## GOAL
Output the material below unchanged, apart from leaving out the pictures.

## DATASET RECORDS

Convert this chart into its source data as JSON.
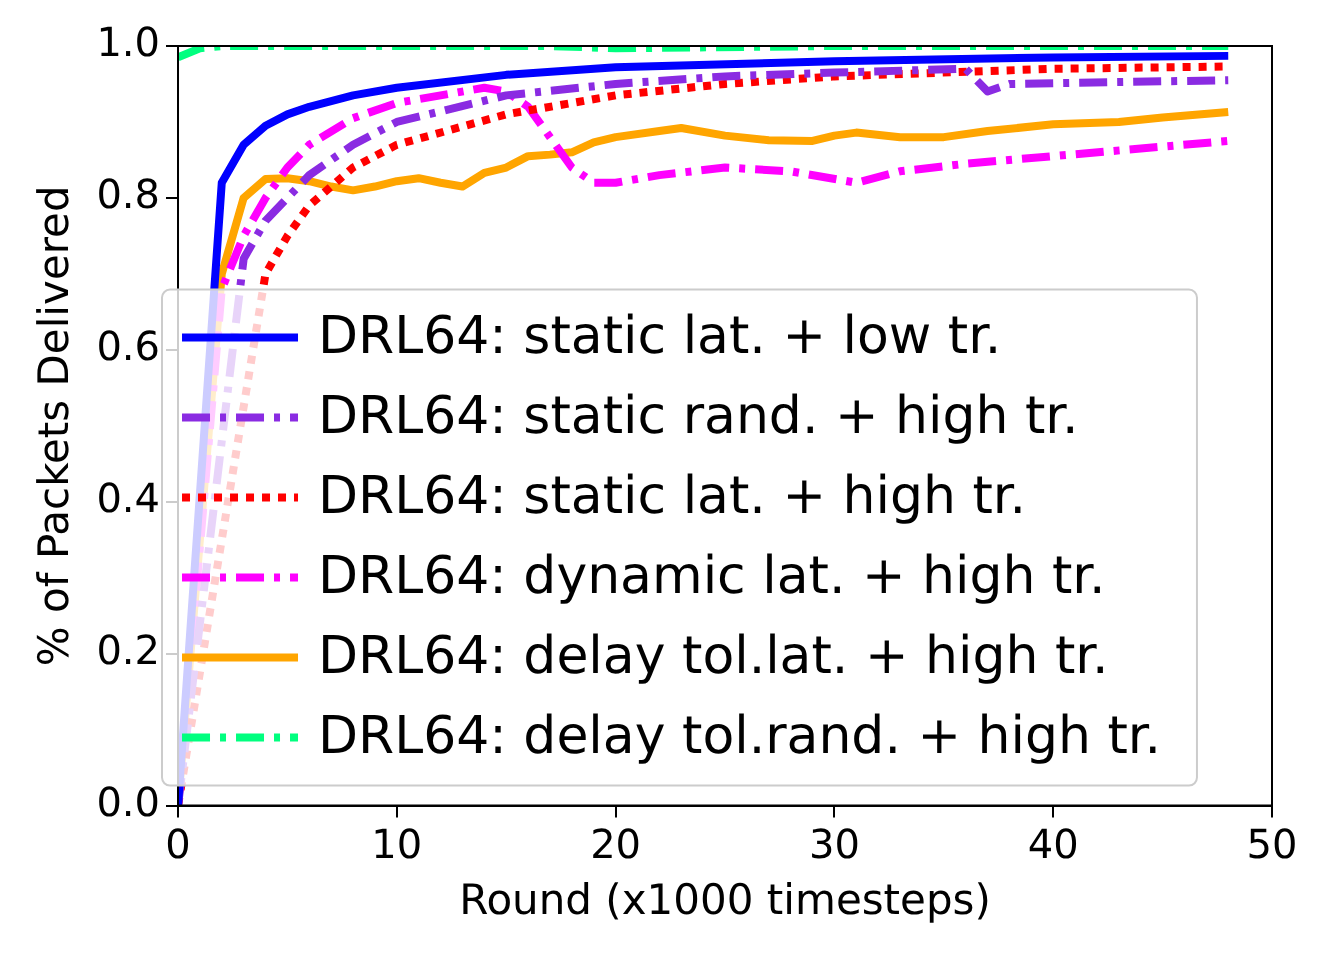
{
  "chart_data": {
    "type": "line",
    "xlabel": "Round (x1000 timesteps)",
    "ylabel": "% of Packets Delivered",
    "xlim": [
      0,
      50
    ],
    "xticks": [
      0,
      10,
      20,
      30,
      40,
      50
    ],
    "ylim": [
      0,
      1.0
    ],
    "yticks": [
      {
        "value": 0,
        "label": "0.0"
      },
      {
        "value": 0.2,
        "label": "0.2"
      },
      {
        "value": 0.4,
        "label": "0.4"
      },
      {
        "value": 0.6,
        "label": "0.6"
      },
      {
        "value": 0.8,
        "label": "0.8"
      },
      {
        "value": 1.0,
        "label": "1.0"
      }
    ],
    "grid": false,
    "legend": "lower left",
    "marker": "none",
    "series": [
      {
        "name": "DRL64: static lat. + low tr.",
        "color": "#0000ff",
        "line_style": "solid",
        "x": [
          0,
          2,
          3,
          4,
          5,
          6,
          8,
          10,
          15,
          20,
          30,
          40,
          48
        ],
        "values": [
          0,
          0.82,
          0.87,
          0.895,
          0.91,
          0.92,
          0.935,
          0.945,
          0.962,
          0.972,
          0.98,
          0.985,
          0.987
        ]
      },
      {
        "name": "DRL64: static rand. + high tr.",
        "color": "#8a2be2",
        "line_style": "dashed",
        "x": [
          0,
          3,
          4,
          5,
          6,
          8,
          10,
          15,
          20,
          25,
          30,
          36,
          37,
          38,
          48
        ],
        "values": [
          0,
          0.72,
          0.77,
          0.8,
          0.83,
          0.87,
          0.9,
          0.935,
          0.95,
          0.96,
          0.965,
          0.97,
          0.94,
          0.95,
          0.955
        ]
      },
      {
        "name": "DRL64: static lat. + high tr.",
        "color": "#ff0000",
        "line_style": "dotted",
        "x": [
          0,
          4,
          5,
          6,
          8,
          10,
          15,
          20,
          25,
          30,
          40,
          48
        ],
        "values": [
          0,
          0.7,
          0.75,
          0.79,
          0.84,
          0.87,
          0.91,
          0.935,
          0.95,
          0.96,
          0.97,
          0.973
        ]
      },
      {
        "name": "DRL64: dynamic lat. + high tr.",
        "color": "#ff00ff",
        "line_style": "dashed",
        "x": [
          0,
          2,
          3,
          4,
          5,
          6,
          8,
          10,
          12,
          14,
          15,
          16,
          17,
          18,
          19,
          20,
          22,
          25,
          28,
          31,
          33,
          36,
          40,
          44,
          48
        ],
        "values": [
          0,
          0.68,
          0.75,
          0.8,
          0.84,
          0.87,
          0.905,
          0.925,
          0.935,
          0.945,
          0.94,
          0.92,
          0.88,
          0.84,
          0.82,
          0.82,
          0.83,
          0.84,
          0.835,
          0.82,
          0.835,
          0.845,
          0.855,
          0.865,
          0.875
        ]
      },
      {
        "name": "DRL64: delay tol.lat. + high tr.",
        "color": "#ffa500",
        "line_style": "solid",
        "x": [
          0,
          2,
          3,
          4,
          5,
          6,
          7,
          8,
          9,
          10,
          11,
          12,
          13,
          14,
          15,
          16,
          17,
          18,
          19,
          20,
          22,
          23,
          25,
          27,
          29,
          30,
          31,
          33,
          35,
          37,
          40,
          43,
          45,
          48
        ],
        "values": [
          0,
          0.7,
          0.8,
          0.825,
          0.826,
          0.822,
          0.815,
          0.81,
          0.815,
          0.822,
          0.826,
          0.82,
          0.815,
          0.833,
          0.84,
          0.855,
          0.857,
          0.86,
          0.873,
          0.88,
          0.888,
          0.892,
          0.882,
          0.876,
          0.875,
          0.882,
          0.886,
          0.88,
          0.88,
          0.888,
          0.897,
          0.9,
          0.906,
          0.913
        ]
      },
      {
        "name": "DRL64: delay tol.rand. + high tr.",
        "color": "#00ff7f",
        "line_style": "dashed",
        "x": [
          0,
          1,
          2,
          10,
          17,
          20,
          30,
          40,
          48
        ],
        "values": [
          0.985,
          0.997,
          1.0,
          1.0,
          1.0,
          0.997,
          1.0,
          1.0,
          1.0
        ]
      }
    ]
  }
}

## TASK RESULT
Convert this chart into its source data as JSON.
{
  "chart_data": {
    "type": "line",
    "xlabel": "Round (x1000 timesteps)",
    "ylabel": "% of Packets Delivered",
    "xlim": [
      0,
      50
    ],
    "xticks": [
      0,
      10,
      20,
      30,
      40,
      50
    ],
    "ylim": [
      0,
      1.0
    ],
    "yticks": [
      {
        "value": 0,
        "label": "0.0"
      },
      {
        "value": 0.2,
        "label": "0.2"
      },
      {
        "value": 0.4,
        "label": "0.4"
      },
      {
        "value": 0.6,
        "label": "0.6"
      },
      {
        "value": 0.8,
        "label": "0.8"
      },
      {
        "value": 1.0,
        "label": "1.0"
      }
    ],
    "grid": false,
    "legend": "lower left",
    "marker": "none",
    "series": [
      {
        "name": "DRL64: static lat. + low tr.",
        "color": "#0000ff",
        "line_style": "solid",
        "x": [
          0,
          2,
          3,
          4,
          5,
          6,
          8,
          10,
          15,
          20,
          30,
          40,
          48
        ],
        "values": [
          0,
          0.82,
          0.87,
          0.895,
          0.91,
          0.92,
          0.935,
          0.945,
          0.962,
          0.972,
          0.98,
          0.985,
          0.987
        ]
      },
      {
        "name": "DRL64: static rand. + high tr.",
        "color": "#8a2be2",
        "line_style": "dashed",
        "x": [
          0,
          3,
          4,
          5,
          6,
          8,
          10,
          15,
          20,
          25,
          30,
          36,
          37,
          38,
          48
        ],
        "values": [
          0,
          0.72,
          0.77,
          0.8,
          0.83,
          0.87,
          0.9,
          0.935,
          0.95,
          0.96,
          0.965,
          0.97,
          0.94,
          0.95,
          0.955
        ]
      },
      {
        "name": "DRL64: static lat. + high tr.",
        "color": "#ff0000",
        "line_style": "dotted",
        "x": [
          0,
          4,
          5,
          6,
          8,
          10,
          15,
          20,
          25,
          30,
          40,
          48
        ],
        "values": [
          0,
          0.7,
          0.75,
          0.79,
          0.84,
          0.87,
          0.91,
          0.935,
          0.95,
          0.96,
          0.97,
          0.973
        ]
      },
      {
        "name": "DRL64: dynamic lat. + high tr.",
        "color": "#ff00ff",
        "line_style": "dashed",
        "x": [
          0,
          2,
          3,
          4,
          5,
          6,
          8,
          10,
          12,
          14,
          15,
          16,
          17,
          18,
          19,
          20,
          22,
          25,
          28,
          31,
          33,
          36,
          40,
          44,
          48
        ],
        "values": [
          0,
          0.68,
          0.75,
          0.8,
          0.84,
          0.87,
          0.905,
          0.925,
          0.935,
          0.945,
          0.94,
          0.92,
          0.88,
          0.84,
          0.82,
          0.82,
          0.83,
          0.84,
          0.835,
          0.82,
          0.835,
          0.845,
          0.855,
          0.865,
          0.875
        ]
      },
      {
        "name": "DRL64: delay tol.lat. + high tr.",
        "color": "#ffa500",
        "line_style": "solid",
        "x": [
          0,
          2,
          3,
          4,
          5,
          6,
          7,
          8,
          9,
          10,
          11,
          12,
          13,
          14,
          15,
          16,
          17,
          18,
          19,
          20,
          22,
          23,
          25,
          27,
          29,
          30,
          31,
          33,
          35,
          37,
          40,
          43,
          45,
          48
        ],
        "values": [
          0,
          0.7,
          0.8,
          0.825,
          0.826,
          0.822,
          0.815,
          0.81,
          0.815,
          0.822,
          0.826,
          0.82,
          0.815,
          0.833,
          0.84,
          0.855,
          0.857,
          0.86,
          0.873,
          0.88,
          0.888,
          0.892,
          0.882,
          0.876,
          0.875,
          0.882,
          0.886,
          0.88,
          0.88,
          0.888,
          0.897,
          0.9,
          0.906,
          0.913
        ]
      },
      {
        "name": "DRL64: delay tol.rand. + high tr.",
        "color": "#00ff7f",
        "line_style": "dashed",
        "x": [
          0,
          1,
          2,
          10,
          17,
          20,
          30,
          40,
          48
        ],
        "values": [
          0.985,
          0.997,
          1.0,
          1.0,
          1.0,
          0.997,
          1.0,
          1.0,
          1.0
        ]
      }
    ]
  }
}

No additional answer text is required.